What you will do - Copy every line that holds "this".

Provided records -

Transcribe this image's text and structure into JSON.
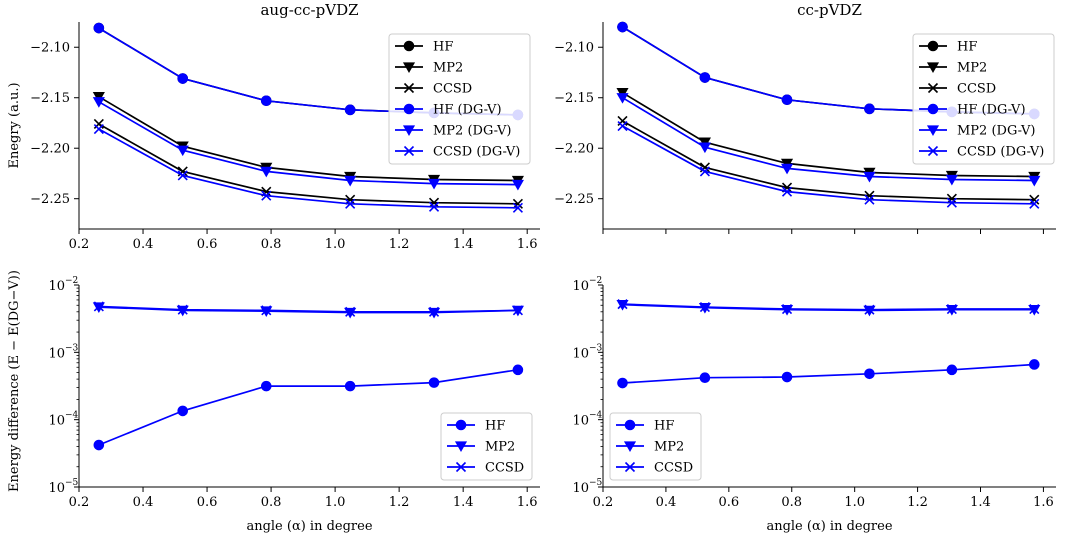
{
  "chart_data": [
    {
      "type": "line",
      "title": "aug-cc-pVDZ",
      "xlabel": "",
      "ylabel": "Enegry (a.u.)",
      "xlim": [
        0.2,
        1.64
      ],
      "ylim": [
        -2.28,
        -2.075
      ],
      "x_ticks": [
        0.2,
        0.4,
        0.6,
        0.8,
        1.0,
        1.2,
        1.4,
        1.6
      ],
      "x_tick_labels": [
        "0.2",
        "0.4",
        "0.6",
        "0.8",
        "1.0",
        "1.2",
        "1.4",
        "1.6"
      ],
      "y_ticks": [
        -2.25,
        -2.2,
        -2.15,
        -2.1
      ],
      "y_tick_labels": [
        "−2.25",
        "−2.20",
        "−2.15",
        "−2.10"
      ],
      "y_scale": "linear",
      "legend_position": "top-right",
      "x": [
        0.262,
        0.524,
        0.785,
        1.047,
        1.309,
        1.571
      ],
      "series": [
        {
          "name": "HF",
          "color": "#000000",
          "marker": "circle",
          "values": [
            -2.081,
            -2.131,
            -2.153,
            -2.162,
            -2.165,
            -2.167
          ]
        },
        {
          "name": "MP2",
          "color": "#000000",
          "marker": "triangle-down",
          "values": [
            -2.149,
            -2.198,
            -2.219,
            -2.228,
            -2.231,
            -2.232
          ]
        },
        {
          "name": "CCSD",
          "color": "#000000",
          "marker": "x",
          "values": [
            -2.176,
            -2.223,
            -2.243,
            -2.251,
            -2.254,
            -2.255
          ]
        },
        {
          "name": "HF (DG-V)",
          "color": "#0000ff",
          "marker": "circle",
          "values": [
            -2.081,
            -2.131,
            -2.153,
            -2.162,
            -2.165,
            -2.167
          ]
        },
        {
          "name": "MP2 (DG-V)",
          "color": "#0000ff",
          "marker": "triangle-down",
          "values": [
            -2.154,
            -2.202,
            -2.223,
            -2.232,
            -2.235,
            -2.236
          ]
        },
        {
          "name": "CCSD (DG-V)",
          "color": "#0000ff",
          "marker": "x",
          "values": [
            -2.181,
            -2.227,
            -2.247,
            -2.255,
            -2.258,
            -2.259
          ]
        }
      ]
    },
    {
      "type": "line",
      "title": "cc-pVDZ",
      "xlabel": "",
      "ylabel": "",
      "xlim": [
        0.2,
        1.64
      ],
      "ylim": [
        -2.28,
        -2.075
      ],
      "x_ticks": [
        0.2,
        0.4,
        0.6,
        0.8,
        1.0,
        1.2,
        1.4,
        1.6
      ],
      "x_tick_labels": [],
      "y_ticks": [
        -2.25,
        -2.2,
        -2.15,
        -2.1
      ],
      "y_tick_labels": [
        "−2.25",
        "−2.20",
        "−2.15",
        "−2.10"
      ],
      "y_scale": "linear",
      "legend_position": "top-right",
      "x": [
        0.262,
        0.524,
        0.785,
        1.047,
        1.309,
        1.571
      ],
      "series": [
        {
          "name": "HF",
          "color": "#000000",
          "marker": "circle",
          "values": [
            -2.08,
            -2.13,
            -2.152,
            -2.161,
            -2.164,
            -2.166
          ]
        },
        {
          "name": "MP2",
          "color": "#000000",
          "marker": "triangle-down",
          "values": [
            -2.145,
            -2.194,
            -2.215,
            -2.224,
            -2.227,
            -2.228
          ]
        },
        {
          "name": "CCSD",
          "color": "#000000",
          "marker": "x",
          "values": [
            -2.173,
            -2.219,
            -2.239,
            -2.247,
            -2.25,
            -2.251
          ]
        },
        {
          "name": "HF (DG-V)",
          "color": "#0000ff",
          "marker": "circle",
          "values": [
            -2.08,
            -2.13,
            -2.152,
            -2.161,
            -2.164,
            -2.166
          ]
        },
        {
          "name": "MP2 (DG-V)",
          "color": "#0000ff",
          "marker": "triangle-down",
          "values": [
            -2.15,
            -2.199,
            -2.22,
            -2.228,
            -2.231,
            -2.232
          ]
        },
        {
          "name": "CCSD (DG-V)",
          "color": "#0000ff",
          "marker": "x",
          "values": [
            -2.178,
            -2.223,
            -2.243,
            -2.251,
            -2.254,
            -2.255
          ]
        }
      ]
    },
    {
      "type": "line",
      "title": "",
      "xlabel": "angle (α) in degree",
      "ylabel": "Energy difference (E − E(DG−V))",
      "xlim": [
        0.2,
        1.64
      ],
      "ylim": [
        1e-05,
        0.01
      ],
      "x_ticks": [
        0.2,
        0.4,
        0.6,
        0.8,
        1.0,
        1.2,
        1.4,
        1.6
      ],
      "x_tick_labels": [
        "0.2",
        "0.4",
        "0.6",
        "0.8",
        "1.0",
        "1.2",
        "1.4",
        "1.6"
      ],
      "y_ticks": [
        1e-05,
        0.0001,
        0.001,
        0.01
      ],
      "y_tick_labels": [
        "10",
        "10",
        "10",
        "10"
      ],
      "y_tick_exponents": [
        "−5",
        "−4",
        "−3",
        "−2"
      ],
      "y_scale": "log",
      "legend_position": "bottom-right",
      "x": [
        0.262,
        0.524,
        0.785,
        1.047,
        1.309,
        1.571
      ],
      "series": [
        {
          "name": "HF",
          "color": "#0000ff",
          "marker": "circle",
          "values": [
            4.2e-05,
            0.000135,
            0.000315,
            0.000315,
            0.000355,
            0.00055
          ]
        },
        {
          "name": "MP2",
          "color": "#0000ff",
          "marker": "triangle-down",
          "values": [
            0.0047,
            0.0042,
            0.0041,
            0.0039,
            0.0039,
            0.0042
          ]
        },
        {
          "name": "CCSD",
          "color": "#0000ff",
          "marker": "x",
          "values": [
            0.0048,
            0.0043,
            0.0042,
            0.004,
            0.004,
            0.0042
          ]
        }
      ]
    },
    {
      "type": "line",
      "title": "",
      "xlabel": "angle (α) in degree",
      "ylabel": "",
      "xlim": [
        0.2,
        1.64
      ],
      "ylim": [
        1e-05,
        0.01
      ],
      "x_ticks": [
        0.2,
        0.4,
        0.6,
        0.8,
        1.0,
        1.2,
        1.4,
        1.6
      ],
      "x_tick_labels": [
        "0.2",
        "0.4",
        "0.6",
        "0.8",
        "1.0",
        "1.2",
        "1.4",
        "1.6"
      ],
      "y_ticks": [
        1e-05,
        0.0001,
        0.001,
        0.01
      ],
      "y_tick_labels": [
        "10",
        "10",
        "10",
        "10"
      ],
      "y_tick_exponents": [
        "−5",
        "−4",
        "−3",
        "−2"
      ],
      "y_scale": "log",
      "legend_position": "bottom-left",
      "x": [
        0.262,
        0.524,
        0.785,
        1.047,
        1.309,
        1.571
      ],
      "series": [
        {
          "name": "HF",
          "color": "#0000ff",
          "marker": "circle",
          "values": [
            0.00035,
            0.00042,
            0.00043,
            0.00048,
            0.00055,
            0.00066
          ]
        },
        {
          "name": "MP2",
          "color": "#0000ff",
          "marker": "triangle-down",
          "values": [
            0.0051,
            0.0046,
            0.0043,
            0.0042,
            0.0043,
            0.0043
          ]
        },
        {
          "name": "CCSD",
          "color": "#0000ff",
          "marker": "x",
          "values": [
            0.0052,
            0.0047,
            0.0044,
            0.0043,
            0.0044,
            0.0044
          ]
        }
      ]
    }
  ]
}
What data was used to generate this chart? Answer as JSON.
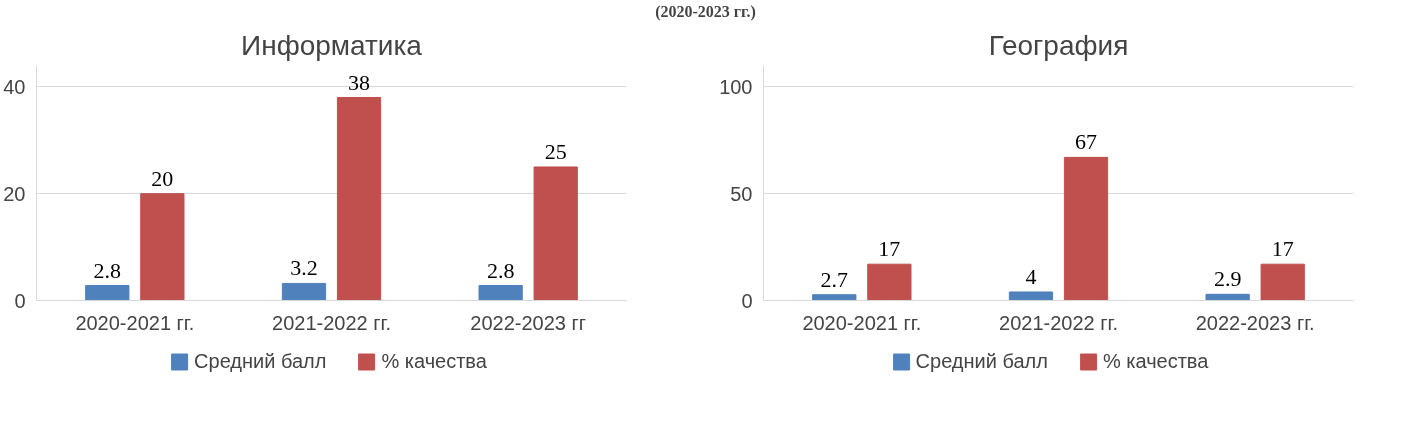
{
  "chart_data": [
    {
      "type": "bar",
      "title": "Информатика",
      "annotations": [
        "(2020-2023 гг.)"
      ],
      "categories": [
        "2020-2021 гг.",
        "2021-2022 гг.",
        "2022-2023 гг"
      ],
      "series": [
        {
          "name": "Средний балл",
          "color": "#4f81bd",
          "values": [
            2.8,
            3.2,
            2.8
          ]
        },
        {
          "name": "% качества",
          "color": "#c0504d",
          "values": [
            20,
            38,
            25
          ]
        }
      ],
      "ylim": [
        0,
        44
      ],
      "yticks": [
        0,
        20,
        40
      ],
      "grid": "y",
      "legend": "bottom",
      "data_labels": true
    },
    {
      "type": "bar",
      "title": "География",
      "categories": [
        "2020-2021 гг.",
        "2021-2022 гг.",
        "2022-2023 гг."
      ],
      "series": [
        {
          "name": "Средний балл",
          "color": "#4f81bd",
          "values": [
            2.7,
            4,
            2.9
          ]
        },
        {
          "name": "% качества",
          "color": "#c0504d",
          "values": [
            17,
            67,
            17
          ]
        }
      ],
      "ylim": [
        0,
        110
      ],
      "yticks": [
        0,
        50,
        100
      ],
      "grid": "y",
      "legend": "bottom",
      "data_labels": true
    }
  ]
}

Solved exercise -
Transcribe this image's text and structure into JSON.
What data was used to generate this chart? Answer as JSON.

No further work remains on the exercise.